** START OF SUPPLIED MATERIAL **

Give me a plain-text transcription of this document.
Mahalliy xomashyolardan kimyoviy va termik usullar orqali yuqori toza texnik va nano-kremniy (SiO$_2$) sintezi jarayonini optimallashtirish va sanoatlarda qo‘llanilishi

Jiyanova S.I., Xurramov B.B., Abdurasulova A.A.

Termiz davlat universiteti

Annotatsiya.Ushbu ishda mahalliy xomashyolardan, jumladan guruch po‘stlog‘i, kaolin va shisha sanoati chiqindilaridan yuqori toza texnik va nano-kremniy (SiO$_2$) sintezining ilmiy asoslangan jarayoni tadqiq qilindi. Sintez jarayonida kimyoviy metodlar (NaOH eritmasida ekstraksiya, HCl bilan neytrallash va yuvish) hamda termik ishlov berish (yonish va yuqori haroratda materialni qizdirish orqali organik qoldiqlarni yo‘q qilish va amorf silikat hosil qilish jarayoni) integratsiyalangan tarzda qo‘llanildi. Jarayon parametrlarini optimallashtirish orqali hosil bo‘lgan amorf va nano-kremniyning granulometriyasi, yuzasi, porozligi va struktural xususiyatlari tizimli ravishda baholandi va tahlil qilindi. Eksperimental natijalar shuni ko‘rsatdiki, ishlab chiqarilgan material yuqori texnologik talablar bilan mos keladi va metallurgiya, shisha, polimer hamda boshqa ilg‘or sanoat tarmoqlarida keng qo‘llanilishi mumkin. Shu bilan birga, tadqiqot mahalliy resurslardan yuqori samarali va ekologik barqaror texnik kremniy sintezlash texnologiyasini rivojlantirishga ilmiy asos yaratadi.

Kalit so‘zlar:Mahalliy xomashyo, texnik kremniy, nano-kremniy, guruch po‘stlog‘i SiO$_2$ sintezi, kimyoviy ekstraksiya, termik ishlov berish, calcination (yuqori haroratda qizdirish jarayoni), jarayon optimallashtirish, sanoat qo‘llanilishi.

** END OF SUPPLIED MATERIAL **

• TASK PROMPT: Extract the complete listing verbatim.

• WORKED ANSWER:
Give me a plain-text transcription of this document.
Mahalliy xomashyolardan kimyoviy va termik usullar orqali yuqori toza texnik va nano-kremniy (SiO$_2$) sintezi jarayonini optimallashtirish va sanoatlarda qo‘llanilishi

Jiyanova S.I., Xurramov B.B., Abdurasulova A.A.

Termiz davlat universiteti

Annotatsiya.Ushbu ishda mahalliy xomashyolardan, jumladan guruch po‘stlog‘i, kaolin va shisha sanoati chiqindilaridan yuqori toza texnik va nano-kremniy (SiO$_2$) sintezining ilmiy asoslangan jarayoni tadqiq qilindi. Sintez jarayonida kimyoviy metodlar (NaOH eritmasida ekstraksiya, HCl bilan neytrallash va yuvish) hamda termik ishlov berish (yonish va yuqori haroratda materialni qizdirish orqali organik qoldiqlarni yo‘q qilish va amorf silikat hosil qilish jarayoni) integratsiyalangan tarzda qo‘llanildi. Jarayon parametrlarini optimallashtirish orqali hosil bo‘lgan amorf va nano-kremniyning granulometriyasi, yuzasi, porozligi va struktural xususiyatlari tizimli ravishda baholandi va tahlil qilindi. Eksperimental natijalar shuni ko‘rsatdiki, ishlab chiqarilgan material yuqori texnologik talablar bilan mos keladi va metallurgiya, shisha, polimer hamda boshqa ilg‘or sanoat tarmoqlarida keng qo‘llanilishi mumkin. Shu bilan birga, tadqiqot mahalliy resurslardan yuqori samarali va ekologik barqaror texnik kremniy sintezlash texnologiyasini rivojlantirishga ilmiy asos yaratadi.

Kalit so‘zlar:Mahalliy xomashyo, texnik kremniy, nano-kremniy, guruch po‘stlog‘i SiO$_2$ sintezi, kimyoviy ekstraksiya, termik ishlov berish, calcination (yuqori haroratda qizdirish jarayoni), jarayon optimallashtirish, sanoat qo‘llanilishi.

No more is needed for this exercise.